> _WRITTEN PROBLEM_
Pull out every line below holding the word "islands".

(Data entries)
++++++++++++++++++++
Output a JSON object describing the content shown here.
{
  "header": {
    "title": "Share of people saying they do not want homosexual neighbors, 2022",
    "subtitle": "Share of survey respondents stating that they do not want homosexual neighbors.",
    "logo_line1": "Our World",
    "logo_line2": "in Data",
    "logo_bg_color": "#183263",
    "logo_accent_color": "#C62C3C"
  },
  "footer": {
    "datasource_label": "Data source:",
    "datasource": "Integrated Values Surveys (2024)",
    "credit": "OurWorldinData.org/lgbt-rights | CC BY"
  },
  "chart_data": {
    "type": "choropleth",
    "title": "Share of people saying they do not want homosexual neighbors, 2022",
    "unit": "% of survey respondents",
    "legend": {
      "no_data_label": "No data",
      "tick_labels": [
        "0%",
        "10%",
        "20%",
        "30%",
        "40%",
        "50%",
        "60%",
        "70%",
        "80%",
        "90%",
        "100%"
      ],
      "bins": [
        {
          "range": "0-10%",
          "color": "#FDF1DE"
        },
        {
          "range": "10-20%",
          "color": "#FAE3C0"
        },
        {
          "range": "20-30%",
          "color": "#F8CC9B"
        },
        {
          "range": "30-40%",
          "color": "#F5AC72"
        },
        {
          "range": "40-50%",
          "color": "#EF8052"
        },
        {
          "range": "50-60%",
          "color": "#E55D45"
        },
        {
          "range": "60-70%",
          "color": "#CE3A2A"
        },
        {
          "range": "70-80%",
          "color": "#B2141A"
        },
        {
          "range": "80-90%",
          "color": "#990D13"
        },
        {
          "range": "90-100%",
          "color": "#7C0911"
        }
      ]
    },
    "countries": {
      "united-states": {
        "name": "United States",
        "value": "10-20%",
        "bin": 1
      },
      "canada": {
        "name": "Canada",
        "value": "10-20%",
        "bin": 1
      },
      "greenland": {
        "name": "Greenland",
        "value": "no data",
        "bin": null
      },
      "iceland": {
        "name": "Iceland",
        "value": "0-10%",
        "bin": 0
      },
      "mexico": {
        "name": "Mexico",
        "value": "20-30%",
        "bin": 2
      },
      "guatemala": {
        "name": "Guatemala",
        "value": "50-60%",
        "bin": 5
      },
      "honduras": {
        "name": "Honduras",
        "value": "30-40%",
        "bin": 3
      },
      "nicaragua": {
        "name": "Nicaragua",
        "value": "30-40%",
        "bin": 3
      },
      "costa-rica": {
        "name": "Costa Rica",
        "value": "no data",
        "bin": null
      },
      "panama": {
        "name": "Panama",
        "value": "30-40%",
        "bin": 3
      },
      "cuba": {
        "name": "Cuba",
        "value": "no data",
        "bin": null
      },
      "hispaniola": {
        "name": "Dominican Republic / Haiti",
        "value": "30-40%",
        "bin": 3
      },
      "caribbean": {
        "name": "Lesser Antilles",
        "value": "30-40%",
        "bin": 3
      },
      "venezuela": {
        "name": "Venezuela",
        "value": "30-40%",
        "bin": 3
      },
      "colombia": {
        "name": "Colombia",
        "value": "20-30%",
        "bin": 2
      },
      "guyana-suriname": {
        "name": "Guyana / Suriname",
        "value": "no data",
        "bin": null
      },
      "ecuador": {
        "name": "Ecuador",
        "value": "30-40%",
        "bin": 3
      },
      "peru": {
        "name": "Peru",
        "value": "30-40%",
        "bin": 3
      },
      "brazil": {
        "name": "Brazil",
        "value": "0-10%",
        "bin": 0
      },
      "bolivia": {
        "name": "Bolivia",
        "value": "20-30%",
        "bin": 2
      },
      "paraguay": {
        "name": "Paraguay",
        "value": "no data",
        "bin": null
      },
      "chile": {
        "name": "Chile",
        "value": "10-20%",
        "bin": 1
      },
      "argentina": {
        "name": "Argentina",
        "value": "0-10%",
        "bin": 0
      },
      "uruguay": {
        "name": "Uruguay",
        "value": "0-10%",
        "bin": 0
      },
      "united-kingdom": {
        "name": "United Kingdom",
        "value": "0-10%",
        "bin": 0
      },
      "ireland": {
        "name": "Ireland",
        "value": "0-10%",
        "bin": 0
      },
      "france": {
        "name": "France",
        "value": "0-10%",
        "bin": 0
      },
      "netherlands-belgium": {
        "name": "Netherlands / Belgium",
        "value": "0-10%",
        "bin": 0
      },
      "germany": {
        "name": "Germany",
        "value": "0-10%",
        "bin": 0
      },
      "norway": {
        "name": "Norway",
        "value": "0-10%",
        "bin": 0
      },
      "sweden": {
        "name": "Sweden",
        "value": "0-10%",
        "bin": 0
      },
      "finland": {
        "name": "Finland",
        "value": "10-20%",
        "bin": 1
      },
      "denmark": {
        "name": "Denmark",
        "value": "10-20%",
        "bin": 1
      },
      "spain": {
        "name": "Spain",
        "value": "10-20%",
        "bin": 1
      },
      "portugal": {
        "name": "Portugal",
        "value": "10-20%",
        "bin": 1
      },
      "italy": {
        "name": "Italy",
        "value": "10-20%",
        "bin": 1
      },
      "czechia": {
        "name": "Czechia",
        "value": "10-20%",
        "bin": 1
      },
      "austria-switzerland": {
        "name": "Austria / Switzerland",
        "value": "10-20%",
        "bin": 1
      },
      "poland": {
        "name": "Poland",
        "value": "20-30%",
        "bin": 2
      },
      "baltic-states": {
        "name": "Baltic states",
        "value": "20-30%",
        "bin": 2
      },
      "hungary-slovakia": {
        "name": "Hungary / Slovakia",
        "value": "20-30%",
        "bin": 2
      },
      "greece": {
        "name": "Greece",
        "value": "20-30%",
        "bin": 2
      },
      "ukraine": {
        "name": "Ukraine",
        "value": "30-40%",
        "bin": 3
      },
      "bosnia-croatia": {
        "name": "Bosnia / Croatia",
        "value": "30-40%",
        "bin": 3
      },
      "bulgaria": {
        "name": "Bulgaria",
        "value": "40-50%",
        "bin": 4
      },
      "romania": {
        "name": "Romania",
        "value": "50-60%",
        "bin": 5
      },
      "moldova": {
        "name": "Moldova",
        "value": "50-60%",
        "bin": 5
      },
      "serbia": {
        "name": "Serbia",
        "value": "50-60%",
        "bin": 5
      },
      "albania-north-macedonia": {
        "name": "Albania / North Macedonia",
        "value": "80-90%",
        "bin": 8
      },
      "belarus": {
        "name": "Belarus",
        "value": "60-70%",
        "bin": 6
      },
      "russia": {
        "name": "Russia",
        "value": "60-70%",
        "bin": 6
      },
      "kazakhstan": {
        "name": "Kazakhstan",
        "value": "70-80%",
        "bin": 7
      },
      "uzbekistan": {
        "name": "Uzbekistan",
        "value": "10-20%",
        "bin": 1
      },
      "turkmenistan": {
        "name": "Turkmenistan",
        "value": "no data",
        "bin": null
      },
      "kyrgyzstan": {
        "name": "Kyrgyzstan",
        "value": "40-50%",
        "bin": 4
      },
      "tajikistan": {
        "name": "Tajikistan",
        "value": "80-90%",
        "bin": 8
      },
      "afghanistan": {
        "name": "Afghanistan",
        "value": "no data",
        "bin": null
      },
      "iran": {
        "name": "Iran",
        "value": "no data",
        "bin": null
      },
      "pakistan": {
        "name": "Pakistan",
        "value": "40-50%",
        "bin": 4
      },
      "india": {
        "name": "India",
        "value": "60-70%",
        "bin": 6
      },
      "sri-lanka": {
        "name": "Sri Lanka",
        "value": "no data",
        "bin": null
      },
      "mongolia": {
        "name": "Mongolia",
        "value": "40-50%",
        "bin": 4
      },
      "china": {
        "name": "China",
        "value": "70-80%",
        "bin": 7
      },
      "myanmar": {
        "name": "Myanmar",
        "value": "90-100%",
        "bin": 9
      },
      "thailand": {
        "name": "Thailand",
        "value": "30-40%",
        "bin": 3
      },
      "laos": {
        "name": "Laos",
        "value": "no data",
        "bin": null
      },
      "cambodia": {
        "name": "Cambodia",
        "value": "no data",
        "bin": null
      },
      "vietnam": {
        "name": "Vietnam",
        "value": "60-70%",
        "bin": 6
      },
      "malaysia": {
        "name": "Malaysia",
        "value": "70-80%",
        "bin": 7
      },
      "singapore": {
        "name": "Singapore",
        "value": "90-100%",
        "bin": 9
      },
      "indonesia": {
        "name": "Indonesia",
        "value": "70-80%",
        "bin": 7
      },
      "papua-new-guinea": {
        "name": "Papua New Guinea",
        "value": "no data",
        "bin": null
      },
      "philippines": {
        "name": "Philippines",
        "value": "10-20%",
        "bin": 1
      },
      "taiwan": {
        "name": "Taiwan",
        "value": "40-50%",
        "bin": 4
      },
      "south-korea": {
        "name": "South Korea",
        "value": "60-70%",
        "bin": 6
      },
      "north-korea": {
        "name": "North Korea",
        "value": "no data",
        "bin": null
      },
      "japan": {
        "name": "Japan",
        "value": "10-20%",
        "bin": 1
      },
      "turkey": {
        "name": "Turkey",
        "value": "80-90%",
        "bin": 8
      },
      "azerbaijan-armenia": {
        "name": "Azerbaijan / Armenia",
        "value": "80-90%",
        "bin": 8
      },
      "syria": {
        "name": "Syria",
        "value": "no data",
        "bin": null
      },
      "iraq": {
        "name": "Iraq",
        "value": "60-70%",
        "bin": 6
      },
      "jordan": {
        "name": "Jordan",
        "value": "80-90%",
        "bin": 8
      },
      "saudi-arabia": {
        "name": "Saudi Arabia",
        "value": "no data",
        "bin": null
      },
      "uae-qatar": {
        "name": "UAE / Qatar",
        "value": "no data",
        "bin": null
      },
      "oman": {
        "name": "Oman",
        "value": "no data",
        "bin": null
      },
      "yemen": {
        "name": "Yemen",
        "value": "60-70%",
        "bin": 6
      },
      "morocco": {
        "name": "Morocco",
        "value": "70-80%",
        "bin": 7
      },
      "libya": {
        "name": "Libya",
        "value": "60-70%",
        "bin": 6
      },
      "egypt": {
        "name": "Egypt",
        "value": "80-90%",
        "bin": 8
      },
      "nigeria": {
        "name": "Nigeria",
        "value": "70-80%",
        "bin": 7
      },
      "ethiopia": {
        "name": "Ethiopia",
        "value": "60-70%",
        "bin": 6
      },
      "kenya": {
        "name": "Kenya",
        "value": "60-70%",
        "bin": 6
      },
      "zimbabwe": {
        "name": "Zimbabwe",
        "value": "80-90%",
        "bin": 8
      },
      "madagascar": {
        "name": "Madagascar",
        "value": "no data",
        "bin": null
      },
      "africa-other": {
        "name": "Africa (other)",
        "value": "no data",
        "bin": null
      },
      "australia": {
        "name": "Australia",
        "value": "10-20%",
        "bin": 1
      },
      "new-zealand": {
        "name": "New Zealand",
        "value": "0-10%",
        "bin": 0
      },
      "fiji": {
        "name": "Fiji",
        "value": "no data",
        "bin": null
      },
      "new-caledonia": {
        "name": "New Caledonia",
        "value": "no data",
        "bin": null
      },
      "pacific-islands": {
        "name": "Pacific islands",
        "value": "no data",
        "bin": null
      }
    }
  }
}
++++++++++++++++++++
> _TASK RESPONSE_
      "pacific-islands": {
        "name": "Pacific islands",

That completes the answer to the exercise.